--- What you have to do ---
For each line in the data below that holds "призма", return a copy.

___ Records for this exercise ___

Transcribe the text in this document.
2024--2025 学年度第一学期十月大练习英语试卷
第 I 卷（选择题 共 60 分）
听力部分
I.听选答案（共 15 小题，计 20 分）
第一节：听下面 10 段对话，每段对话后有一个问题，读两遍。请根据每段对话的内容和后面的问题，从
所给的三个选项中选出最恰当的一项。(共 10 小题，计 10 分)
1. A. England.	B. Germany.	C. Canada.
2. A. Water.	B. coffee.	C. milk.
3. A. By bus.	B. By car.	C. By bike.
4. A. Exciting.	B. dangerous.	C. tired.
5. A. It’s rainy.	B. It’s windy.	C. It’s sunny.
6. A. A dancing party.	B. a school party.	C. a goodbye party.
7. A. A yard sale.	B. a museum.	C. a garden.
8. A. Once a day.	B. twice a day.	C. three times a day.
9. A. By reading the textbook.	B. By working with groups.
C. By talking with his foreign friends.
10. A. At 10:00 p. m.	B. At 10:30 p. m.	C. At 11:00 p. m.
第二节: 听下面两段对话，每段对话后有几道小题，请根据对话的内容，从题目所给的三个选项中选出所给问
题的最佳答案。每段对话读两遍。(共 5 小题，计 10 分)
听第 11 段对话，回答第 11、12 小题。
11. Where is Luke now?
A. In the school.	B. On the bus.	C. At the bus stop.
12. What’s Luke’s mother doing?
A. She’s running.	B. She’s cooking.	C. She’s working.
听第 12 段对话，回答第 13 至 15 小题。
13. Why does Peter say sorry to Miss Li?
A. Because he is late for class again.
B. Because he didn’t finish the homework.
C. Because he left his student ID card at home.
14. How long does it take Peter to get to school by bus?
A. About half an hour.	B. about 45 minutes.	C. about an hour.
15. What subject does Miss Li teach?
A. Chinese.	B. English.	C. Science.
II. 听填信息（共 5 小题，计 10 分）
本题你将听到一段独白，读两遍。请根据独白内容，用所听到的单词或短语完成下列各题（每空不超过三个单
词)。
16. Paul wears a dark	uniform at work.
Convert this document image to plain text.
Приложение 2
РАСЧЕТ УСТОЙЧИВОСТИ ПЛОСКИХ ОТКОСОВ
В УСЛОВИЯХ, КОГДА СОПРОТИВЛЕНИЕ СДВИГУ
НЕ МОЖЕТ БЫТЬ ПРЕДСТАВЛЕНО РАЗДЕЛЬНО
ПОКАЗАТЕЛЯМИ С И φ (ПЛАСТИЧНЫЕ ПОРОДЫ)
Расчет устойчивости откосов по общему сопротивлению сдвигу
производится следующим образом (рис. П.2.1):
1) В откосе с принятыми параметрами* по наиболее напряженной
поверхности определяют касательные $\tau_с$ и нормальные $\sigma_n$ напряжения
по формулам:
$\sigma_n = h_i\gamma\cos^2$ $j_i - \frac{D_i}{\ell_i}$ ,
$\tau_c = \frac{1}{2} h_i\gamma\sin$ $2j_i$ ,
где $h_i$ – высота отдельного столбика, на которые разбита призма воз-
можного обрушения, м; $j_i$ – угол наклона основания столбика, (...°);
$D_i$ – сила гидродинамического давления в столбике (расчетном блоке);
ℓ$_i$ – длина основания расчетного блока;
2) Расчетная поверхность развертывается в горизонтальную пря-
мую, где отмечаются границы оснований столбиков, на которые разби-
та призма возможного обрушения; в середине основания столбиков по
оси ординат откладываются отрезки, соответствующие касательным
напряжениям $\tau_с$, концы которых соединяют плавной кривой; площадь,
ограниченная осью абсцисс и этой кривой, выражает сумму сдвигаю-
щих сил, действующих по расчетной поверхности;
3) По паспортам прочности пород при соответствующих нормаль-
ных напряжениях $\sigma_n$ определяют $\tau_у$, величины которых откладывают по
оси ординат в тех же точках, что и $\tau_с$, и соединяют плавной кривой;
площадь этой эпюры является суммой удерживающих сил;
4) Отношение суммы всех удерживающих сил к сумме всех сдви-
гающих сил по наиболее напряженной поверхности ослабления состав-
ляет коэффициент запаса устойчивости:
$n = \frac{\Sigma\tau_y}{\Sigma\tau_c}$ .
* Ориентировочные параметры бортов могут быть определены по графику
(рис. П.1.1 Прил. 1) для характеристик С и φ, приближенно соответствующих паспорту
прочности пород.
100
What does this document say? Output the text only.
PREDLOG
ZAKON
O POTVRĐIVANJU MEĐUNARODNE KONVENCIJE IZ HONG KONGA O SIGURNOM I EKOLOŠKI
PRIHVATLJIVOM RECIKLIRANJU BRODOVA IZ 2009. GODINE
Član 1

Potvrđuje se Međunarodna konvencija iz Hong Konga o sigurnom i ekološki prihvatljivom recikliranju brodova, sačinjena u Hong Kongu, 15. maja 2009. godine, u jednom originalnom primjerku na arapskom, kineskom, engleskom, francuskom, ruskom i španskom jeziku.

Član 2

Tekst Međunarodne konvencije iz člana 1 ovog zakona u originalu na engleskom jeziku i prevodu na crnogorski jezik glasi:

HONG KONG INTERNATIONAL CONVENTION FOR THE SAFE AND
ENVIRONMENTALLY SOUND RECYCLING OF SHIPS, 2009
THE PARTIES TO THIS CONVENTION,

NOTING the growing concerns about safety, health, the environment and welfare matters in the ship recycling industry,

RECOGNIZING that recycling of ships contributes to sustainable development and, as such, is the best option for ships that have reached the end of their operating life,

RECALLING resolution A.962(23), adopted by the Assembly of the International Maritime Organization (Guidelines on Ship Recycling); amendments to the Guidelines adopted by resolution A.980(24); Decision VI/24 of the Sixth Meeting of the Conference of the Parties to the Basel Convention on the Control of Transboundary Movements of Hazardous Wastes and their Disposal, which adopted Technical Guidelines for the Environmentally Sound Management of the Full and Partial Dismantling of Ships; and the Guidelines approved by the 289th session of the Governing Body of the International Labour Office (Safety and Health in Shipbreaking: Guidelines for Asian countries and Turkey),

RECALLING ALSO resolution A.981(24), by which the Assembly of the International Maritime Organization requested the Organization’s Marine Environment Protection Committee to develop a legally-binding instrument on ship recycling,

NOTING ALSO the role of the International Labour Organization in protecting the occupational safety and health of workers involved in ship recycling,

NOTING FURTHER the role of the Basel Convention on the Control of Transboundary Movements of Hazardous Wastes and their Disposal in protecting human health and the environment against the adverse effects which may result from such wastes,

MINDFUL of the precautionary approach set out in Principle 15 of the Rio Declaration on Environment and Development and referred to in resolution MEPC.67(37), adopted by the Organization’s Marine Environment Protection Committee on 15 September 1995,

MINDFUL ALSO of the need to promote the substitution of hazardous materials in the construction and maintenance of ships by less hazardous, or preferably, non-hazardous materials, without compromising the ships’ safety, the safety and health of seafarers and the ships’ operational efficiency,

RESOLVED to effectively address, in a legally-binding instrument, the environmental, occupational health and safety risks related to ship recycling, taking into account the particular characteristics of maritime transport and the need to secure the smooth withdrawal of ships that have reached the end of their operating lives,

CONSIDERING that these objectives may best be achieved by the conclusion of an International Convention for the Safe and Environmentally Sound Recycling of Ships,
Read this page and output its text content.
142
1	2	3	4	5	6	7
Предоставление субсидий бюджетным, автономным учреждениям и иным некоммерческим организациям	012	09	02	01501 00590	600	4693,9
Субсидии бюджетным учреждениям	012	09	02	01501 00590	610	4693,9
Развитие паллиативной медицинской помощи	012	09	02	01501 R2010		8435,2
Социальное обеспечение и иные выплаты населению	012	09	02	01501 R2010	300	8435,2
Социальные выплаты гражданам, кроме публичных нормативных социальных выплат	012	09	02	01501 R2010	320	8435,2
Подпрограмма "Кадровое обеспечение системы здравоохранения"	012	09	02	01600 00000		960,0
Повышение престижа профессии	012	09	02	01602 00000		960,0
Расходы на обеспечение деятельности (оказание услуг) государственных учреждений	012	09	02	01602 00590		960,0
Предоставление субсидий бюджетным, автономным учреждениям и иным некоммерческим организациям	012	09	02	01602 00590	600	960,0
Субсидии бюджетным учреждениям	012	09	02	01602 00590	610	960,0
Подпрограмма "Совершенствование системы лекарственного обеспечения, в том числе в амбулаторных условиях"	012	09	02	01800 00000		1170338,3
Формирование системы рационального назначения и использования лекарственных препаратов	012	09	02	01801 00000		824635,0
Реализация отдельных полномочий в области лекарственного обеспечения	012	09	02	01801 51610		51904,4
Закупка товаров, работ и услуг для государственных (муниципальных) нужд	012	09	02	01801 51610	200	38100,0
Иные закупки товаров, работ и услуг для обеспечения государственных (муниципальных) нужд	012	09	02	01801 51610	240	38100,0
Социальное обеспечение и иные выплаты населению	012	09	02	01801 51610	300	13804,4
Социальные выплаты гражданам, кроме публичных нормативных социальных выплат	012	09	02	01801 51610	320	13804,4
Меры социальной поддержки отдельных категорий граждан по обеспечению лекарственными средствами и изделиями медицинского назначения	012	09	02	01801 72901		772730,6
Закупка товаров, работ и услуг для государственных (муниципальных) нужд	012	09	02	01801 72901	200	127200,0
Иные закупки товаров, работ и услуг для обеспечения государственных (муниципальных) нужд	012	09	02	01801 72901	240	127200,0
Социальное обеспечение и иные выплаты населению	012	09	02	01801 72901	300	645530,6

___

--- Response ---
где $h_i$ – высота отдельного столбика, на которые разбита призма воз-
та призма возможного обрушения; в середине основания столбиков по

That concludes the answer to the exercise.